═══ MATERIAL FOR THIS EXERCISE ═══

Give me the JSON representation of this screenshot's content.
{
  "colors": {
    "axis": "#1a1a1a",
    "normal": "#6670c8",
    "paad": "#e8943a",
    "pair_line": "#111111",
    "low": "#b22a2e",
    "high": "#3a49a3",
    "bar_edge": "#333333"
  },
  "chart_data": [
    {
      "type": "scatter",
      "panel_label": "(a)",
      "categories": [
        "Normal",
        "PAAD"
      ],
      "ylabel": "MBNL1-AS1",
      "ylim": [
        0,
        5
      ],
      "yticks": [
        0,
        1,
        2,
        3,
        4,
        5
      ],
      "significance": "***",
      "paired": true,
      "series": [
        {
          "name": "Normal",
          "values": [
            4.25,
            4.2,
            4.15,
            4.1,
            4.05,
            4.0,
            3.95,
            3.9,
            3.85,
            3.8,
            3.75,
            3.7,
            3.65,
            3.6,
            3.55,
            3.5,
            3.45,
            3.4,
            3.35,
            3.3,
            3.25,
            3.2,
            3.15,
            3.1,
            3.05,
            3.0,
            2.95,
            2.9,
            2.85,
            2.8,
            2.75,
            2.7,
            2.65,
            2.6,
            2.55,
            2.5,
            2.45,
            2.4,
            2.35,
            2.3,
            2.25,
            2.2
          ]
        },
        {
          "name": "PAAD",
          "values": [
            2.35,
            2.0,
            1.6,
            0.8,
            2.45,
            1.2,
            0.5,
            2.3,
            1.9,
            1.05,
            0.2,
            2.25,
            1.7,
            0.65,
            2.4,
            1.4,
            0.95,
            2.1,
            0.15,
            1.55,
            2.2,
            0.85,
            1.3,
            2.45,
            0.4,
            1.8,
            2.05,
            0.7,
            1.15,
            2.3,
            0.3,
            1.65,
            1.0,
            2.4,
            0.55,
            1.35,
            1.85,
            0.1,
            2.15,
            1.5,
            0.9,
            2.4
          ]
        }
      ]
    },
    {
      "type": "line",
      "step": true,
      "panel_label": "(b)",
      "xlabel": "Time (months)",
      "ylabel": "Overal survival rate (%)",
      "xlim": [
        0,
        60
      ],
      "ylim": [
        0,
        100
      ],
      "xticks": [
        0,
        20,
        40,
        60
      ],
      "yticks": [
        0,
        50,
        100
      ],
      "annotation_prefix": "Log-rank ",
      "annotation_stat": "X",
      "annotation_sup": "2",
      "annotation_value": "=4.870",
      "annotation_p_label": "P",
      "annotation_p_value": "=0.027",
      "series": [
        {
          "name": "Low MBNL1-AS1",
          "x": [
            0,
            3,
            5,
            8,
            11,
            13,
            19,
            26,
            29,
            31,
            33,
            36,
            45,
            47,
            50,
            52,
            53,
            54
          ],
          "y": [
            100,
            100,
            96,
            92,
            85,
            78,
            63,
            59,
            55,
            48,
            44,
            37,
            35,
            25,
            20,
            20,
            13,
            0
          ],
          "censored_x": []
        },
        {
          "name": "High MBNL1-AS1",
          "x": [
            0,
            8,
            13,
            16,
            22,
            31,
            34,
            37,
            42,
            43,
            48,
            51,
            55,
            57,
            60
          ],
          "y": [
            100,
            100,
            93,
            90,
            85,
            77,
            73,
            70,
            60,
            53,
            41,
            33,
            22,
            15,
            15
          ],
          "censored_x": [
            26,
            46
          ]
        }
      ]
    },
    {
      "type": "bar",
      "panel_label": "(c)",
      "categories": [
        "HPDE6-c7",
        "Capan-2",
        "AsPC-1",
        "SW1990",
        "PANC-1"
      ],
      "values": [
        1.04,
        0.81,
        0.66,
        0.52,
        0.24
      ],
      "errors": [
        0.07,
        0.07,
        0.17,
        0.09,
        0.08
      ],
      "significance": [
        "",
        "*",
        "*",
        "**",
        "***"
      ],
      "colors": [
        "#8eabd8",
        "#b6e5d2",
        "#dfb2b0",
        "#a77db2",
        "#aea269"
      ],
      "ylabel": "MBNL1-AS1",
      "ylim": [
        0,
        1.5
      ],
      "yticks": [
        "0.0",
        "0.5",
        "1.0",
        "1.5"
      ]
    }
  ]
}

═══

● **TASK REQUIREMENTS**
Can you reproduce all the material exactly?

● **THE RESULT**
Give me the JSON representation of this screenshot's content.
{
  "colors": {
    "axis": "#1a1a1a",
    "normal": "#6670c8",
    "paad": "#e8943a",
    "pair_line": "#111111",
    "low": "#b22a2e",
    "high": "#3a49a3",
    "bar_edge": "#333333"
  },
  "chart_data": [
    {
      "type": "scatter",
      "panel_label": "(a)",
      "categories": [
        "Normal",
        "PAAD"
      ],
      "ylabel": "MBNL1-AS1",
      "ylim": [
        0,
        5
      ],
      "yticks": [
        0,
        1,
        2,
        3,
        4,
        5
      ],
      "significance": "***",
      "paired": true,
      "series": [
        {
          "name": "Normal",
          "values": [
            4.25,
            4.2,
            4.15,
            4.1,
            4.05,
            4.0,
            3.95,
            3.9,
            3.85,
            3.8,
            3.75,
            3.7,
            3.65,
            3.6,
            3.55,
            3.5,
            3.45,
            3.4,
            3.35,
            3.3,
            3.25,
            3.2,
            3.15,
            3.1,
            3.05,
            3.0,
            2.95,
            2.9,
            2.85,
            2.8,
            2.75,
            2.7,
            2.65,
            2.6,
            2.55,
            2.5,
            2.45,
            2.4,
            2.35,
            2.3,
            2.25,
            2.2
          ]
        },
        {
          "name": "PAAD",
          "values": [
            2.35,
            2.0,
            1.6,
            0.8,
            2.45,
            1.2,
            0.5,
            2.3,
            1.9,
            1.05,
            0.2,
            2.25,
            1.7,
            0.65,
            2.4,
            1.4,
            0.95,
            2.1,
            0.15,
            1.55,
            2.2,
            0.85,
            1.3,
            2.45,
            0.4,
            1.8,
            2.05,
            0.7,
            1.15,
            2.3,
            0.3,
            1.65,
            1.0,
            2.4,
            0.55,
            1.35,
            1.85,
            0.1,
            2.15,
            1.5,
            0.9,
            2.4
          ]
        }
      ]
    },
    {
      "type": "line",
      "step": true,
      "panel_label": "(b)",
      "xlabel": "Time (months)",
      "ylabel": "Overal survival rate (%)",
      "xlim": [
        0,
        60
      ],
      "ylim": [
        0,
        100
      ],
      "xticks": [
        0,
        20,
        40,
        60
      ],
      "yticks": [
        0,
        50,
        100
      ],
      "annotation_prefix": "Log-rank ",
      "annotation_stat": "X",
      "annotation_sup": "2",
      "annotation_value": "=4.870",
      "annotation_p_label": "P",
      "annotation_p_value": "=0.027",
      "series": [
        {
          "name": "Low MBNL1-AS1",
          "x": [
            0,
            3,
            5,
            8,
            11,
            13,
            19,
            26,
            29,
            31,
            33,
            36,
            45,
            47,
            50,
            52,
            53,
            54
          ],
          "y": [
            100,
            100,
            96,
            92,
            85,
            78,
            63,
            59,
            55,
            48,
            44,
            37,
            35,
            25,
            20,
            20,
            13,
            0
          ],
          "censored_x": []
        },
        {
          "name": "High MBNL1-AS1",
          "x": [
            0,
            8,
            13,
            16,
            22,
            31,
            34,
            37,
            42,
            43,
            48,
            51,
            55,
            57,
            60
          ],
          "y": [
            100,
            100,
            93,
            90,
            85,
            77,
            73,
            70,
            60,
            53,
            41,
            33,
            22,
            15,
            15
          ],
          "censored_x": [
            26,
            46
          ]
        }
      ]
    },
    {
      "type": "bar",
      "panel_label": "(c)",
      "categories": [
        "HPDE6-c7",
        "Capan-2",
        "AsPC-1",
        "SW1990",
        "PANC-1"
      ],
      "values": [
        1.04,
        0.81,
        0.66,
        0.52,
        0.24
      ],
      "errors": [
        0.07,
        0.07,
        0.17,
        0.09,
        0.08
      ],
      "significance": [
        "",
        "*",
        "*",
        "**",
        "***"
      ],
      "colors": [
        "#8eabd8",
        "#b6e5d2",
        "#dfb2b0",
        "#a77db2",
        "#aea269"
      ],
      "ylabel": "MBNL1-AS1",
      "ylim": [
        0,
        1.5
      ],
      "yticks": [
        "0.0",
        "0.5",
        "1.0",
        "1.5"
      ]
    }
  ]
}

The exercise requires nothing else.